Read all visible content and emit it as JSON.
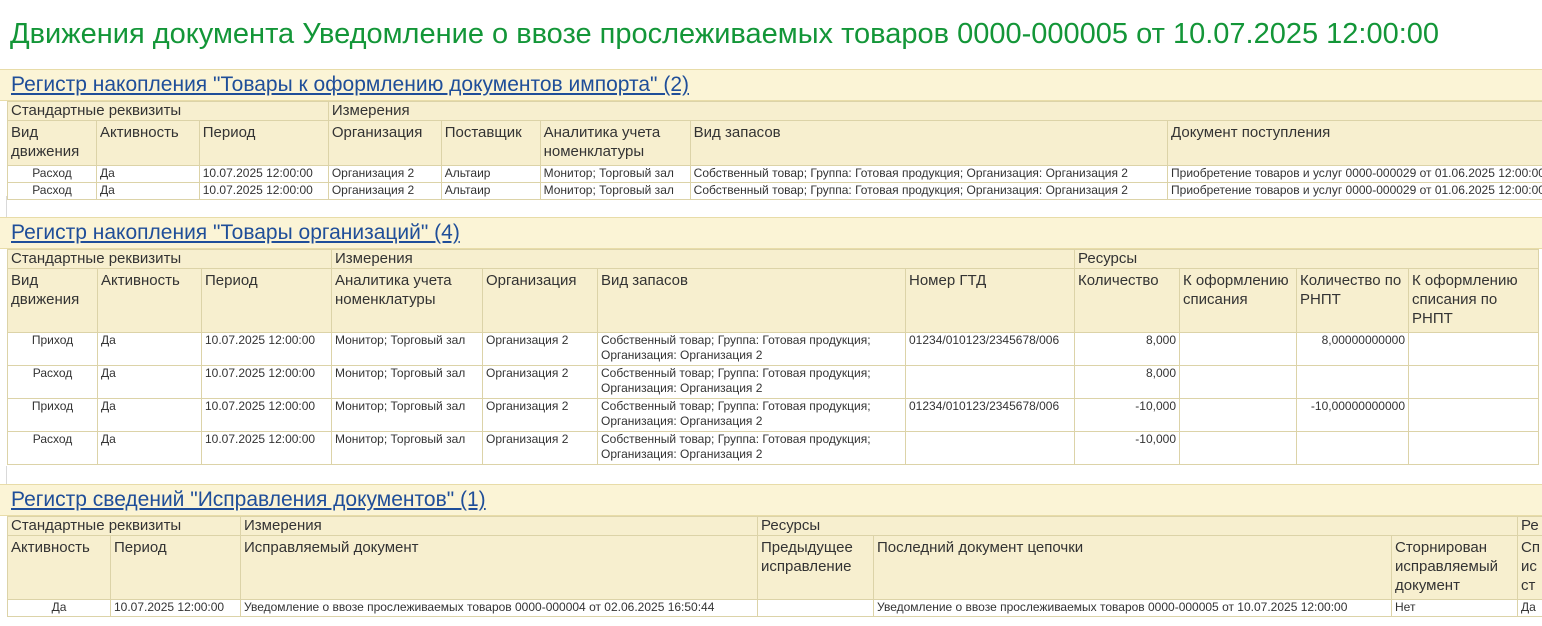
{
  "page_title": "Движения документа Уведомление о ввозе прослеживаемых товаров 0000-000005 от 10.07.2025 12:00:00",
  "colors": {
    "title": "#139638",
    "link": "#1f4e99",
    "expense": "#d21a1a",
    "income": "#1f8a2a",
    "header_bg": "#f7efcf"
  },
  "register1": {
    "title": "Регистр накопления \"Товары к оформлению документов импорта\" (2)",
    "groups": [
      "Стандартные реквизиты",
      "Измерения"
    ],
    "columns": [
      "Вид движения",
      "Активность",
      "Период",
      "Организация",
      "Поставщик",
      "Аналитика учета номенклатуры",
      "Вид запасов",
      "Документ поступления"
    ],
    "rows": [
      {
        "movement": "Расход",
        "movement_type": "expense",
        "activity": "Да",
        "period": "10.07.2025 12:00:00",
        "organization": "Организация 2",
        "supplier": "Альтаир",
        "analytics": "Монитор; Торговый зал",
        "stock_type": "Собственный товар; Группа: Готовая продукция; Организация: Организация 2",
        "receipt_doc": "Приобретение товаров и услуг 0000-000029 от 01.06.2025 12:00:00"
      },
      {
        "movement": "Расход",
        "movement_type": "expense",
        "activity": "Да",
        "period": "10.07.2025 12:00:00",
        "organization": "Организация 2",
        "supplier": "Альтаир",
        "analytics": "Монитор; Торговый зал",
        "stock_type": "Собственный товар; Группа: Готовая продукция; Организация: Организация 2",
        "receipt_doc": "Приобретение товаров и услуг 0000-000029 от 01.06.2025 12:00:00"
      }
    ]
  },
  "register2": {
    "title": "Регистр накопления \"Товары организаций\" (4)",
    "groups": [
      "Стандартные реквизиты",
      "Измерения",
      "Ресурсы"
    ],
    "columns": [
      "Вид движения",
      "Активность",
      "Период",
      "Аналитика учета номенклатуры",
      "Организация",
      "Вид запасов",
      "Номер ГТД",
      "Количество",
      "К оформлению списания",
      "Количество по РНПТ",
      "К оформлению списания по РНПТ"
    ],
    "rows": [
      {
        "movement": "Приход",
        "movement_type": "income",
        "activity": "Да",
        "period": "10.07.2025 12:00:00",
        "analytics": "Монитор; Торговый зал",
        "organization": "Организация 2",
        "stock_type": "Собственный товар; Группа: Готовая продукция; Организация: Организация 2",
        "gtd": "01234/010123/2345678/006",
        "qty": "8,000",
        "qty_negative": false,
        "to_write_off": "",
        "qty_rnpt": "8,00000000000",
        "to_write_off_rnpt": ""
      },
      {
        "movement": "Расход",
        "movement_type": "expense",
        "activity": "Да",
        "period": "10.07.2025 12:00:00",
        "analytics": "Монитор; Торговый зал",
        "organization": "Организация 2",
        "stock_type": "Собственный товар; Группа: Готовая продукция; Организация: Организация 2",
        "gtd": "",
        "qty": "8,000",
        "qty_negative": false,
        "to_write_off": "",
        "qty_rnpt": "",
        "to_write_off_rnpt": ""
      },
      {
        "movement": "Приход",
        "movement_type": "income",
        "activity": "Да",
        "period": "10.07.2025 12:00:00",
        "analytics": "Монитор; Торговый зал",
        "organization": "Организация 2",
        "stock_type": "Собственный товар; Группа: Готовая продукция; Организация: Организация 2",
        "gtd": "01234/010123/2345678/006",
        "qty": "-10,000",
        "qty_negative": true,
        "to_write_off": "",
        "qty_rnpt": "-10,00000000000",
        "to_write_off_rnpt": ""
      },
      {
        "movement": "Расход",
        "movement_type": "expense",
        "activity": "Да",
        "period": "10.07.2025 12:00:00",
        "analytics": "Монитор; Торговый зал",
        "organization": "Организация 2",
        "stock_type": "Собственный товар; Группа: Готовая продукция; Организация: Организация 2",
        "gtd": "",
        "qty": "-10,000",
        "qty_negative": true,
        "to_write_off": "",
        "qty_rnpt": "",
        "to_write_off_rnpt": ""
      }
    ]
  },
  "register3": {
    "title": "Регистр сведений \"Исправления документов\" (1)",
    "groups": [
      "Стандартные реквизиты",
      "Измерения",
      "Ресурсы",
      "Ре"
    ],
    "columns": [
      "Активность",
      "Период",
      "Исправляемый документ",
      "Предыдущее исправление",
      "Последний документ цепочки",
      "Сторнирован исправляемый документ",
      "Сп ис ст"
    ],
    "rows": [
      {
        "activity": "Да",
        "period": "10.07.2025 12:00:00",
        "corrected_doc": "Уведомление о ввозе прослеживаемых товаров 0000-000004 от 02.06.2025 16:50:44",
        "prev_correction": "",
        "last_doc": "Уведомление о ввозе прослеживаемых товаров 0000-000005 от 10.07.2025 12:00:00",
        "reversed": "Нет",
        "extra": "Да"
      }
    ]
  }
}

====

What is required:
Transcribe every record above exactly, leaving out the pictures.

Solution for this task:
Read all visible content and emit it as JSON.
{
  "page_title": "Движения документа Уведомление о ввозе прослеживаемых товаров 0000-000005 от 10.07.2025 12:00:00",
  "colors": {
    "title": "#139638",
    "link": "#1f4e99",
    "expense": "#d21a1a",
    "income": "#1f8a2a",
    "header_bg": "#f7efcf"
  },
  "register1": {
    "title": "Регистр накопления \"Товары к оформлению документов импорта\" (2)",
    "groups": [
      "Стандартные реквизиты",
      "Измерения"
    ],
    "columns": [
      "Вид движения",
      "Активность",
      "Период",
      "Организация",
      "Поставщик",
      "Аналитика учета номенклатуры",
      "Вид запасов",
      "Документ поступления"
    ],
    "rows": [
      {
        "movement": "Расход",
        "movement_type": "expense",
        "activity": "Да",
        "period": "10.07.2025 12:00:00",
        "organization": "Организация 2",
        "supplier": "Альтаир",
        "analytics": "Монитор; Торговый зал",
        "stock_type": "Собственный товар; Группа: Готовая продукция; Организация: Организация 2",
        "receipt_doc": "Приобретение товаров и услуг 0000-000029 от 01.06.2025 12:00:00"
      },
      {
        "movement": "Расход",
        "movement_type": "expense",
        "activity": "Да",
        "period": "10.07.2025 12:00:00",
        "organization": "Организация 2",
        "supplier": "Альтаир",
        "analytics": "Монитор; Торговый зал",
        "stock_type": "Собственный товар; Группа: Готовая продукция; Организация: Организация 2",
        "receipt_doc": "Приобретение товаров и услуг 0000-000029 от 01.06.2025 12:00:00"
      }
    ]
  },
  "register2": {
    "title": "Регистр накопления \"Товары организаций\" (4)",
    "groups": [
      "Стандартные реквизиты",
      "Измерения",
      "Ресурсы"
    ],
    "columns": [
      "Вид движения",
      "Активность",
      "Период",
      "Аналитика учета номенклатуры",
      "Организация",
      "Вид запасов",
      "Номер ГТД",
      "Количество",
      "К оформлению списания",
      "Количество по РНПТ",
      "К оформлению списания по РНПТ"
    ],
    "rows": [
      {
        "movement": "Приход",
        "movement_type": "income",
        "activity": "Да",
        "period": "10.07.2025 12:00:00",
        "analytics": "Монитор; Торговый зал",
        "organization": "Организация 2",
        "stock_type": "Собственный товар; Группа: Готовая продукция; Организация: Организация 2",
        "gtd": "01234/010123/2345678/006",
        "qty": "8,000",
        "qty_negative": false,
        "to_write_off": "",
        "qty_rnpt": "8,00000000000",
        "to_write_off_rnpt": ""
      },
      {
        "movement": "Расход",
        "movement_type": "expense",
        "activity": "Да",
        "period": "10.07.2025 12:00:00",
        "analytics": "Монитор; Торговый зал",
        "organization": "Организация 2",
        "stock_type": "Собственный товар; Группа: Готовая продукция; Организация: Организация 2",
        "gtd": "",
        "qty": "8,000",
        "qty_negative": false,
        "to_write_off": "",
        "qty_rnpt": "",
        "to_write_off_rnpt": ""
      },
      {
        "movement": "Приход",
        "movement_type": "income",
        "activity": "Да",
        "period": "10.07.2025 12:00:00",
        "analytics": "Монитор; Торговый зал",
        "organization": "Организация 2",
        "stock_type": "Собственный товар; Группа: Готовая продукция; Организация: Организация 2",
        "gtd": "01234/010123/2345678/006",
        "qty": "-10,000",
        "qty_negative": true,
        "to_write_off": "",
        "qty_rnpt": "-10,00000000000",
        "to_write_off_rnpt": ""
      },
      {
        "movement": "Расход",
        "movement_type": "expense",
        "activity": "Да",
        "period": "10.07.2025 12:00:00",
        "analytics": "Монитор; Торговый зал",
        "organization": "Организация 2",
        "stock_type": "Собственный товар; Группа: Готовая продукция; Организация: Организация 2",
        "gtd": "",
        "qty": "-10,000",
        "qty_negative": true,
        "to_write_off": "",
        "qty_rnpt": "",
        "to_write_off_rnpt": ""
      }
    ]
  },
  "register3": {
    "title": "Регистр сведений \"Исправления документов\" (1)",
    "groups": [
      "Стандартные реквизиты",
      "Измерения",
      "Ресурсы",
      "Ре"
    ],
    "columns": [
      "Активность",
      "Период",
      "Исправляемый документ",
      "Предыдущее исправление",
      "Последний документ цепочки",
      "Сторнирован исправляемый документ",
      "Сп ис ст"
    ],
    "rows": [
      {
        "activity": "Да",
        "period": "10.07.2025 12:00:00",
        "corrected_doc": "Уведомление о ввозе прослеживаемых товаров 0000-000004 от 02.06.2025 16:50:44",
        "prev_correction": "",
        "last_doc": "Уведомление о ввозе прослеживаемых товаров 0000-000005 от 10.07.2025 12:00:00",
        "reversed": "Нет",
        "extra": "Да"
      }
    ]
  }
}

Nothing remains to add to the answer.